● TASK DIRECTIONS
Repeat the records below exactly, leaving out every picture.

BEGIN PROVIDED RECORDS

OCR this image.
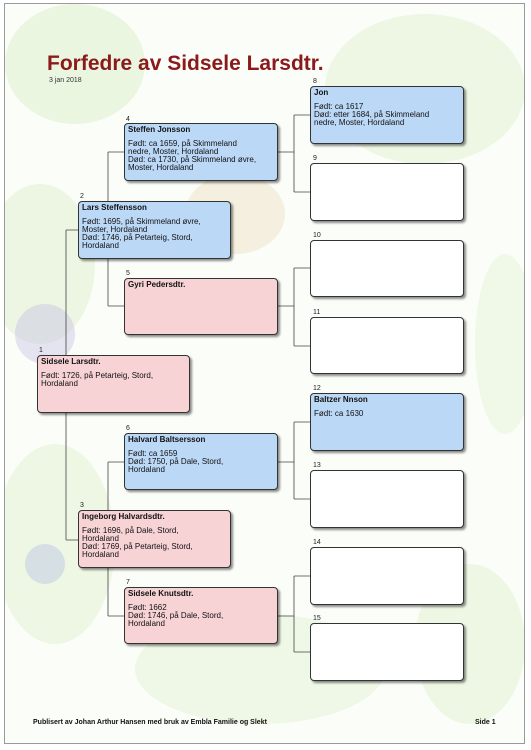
Forfedre av Sidsele Larsdtr.
3 jan 2018
1
Sidsele Larsdtr.
Født: 1726, på Petarteig, Stord,
Hordaland
2
Lars Steffensson
Født: 1695, på Skimmeland øvre,
Moster, Hordaland
Død: 1746, på Petarteig, Stord,
Hordaland
3
Ingeborg Halvardsdtr.
Født: 1696, på Dale, Stord,
Hordaland
Død: 1769, på Petarteig, Stord,
Hordaland
4
Steffen Jonsson
Født: ca 1659, på Skimmeland
nedre, Moster, Hordaland
Død: ca 1730, på Skimmeland øvre,
Moster, Hordaland
5
Gyri Pedersdtr.
6
Halvard Baltsersson
Født: ca 1659
Død: 1750, på Dale, Stord,
Hordaland
7
Sidsele Knutsdtr.
Født: 1662
Død: 1746, på Dale, Stord,
Hordaland
8
Jon
Født: ca 1617
Død: etter 1684, på Skimmeland
nedre, Moster, Hordaland
9
10
11
12
Baltzer Nnson
Født: ca 1630
13
14
15
Publisert av Johan Arthur Hansen med bruk av Embla Familie og Slekt	Side 1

END PROVIDED RECORDS

● TASK RESPONSE
OCR this image.
Forfedre av Sidsele Larsdtr.
3 jan 2018
1
Sidsele Larsdtr.
Født: 1726, på Petarteig, Stord,
Hordaland
2
Lars Steffensson
Født: 1695, på Skimmeland øvre,
Moster, Hordaland
Død: 1746, på Petarteig, Stord,
Hordaland
3
Ingeborg Halvardsdtr.
Født: 1696, på Dale, Stord,
Hordaland
Død: 1769, på Petarteig, Stord,
Hordaland
4
Steffen Jonsson
Født: ca 1659, på Skimmeland
nedre, Moster, Hordaland
Død: ca 1730, på Skimmeland øvre,
Moster, Hordaland
5
Gyri Pedersdtr.
6
Halvard Baltsersson
Født: ca 1659
Død: 1750, på Dale, Stord,
Hordaland
7
Sidsele Knutsdtr.
Født: 1662
Død: 1746, på Dale, Stord,
Hordaland
8
Jon
Født: ca 1617
Død: etter 1684, på Skimmeland
nedre, Moster, Hordaland
9
10
11
12
Baltzer Nnson
Født: ca 1630
13
14
15
Publisert av Johan Arthur Hansen med bruk av Embla Familie og Slekt	Side 1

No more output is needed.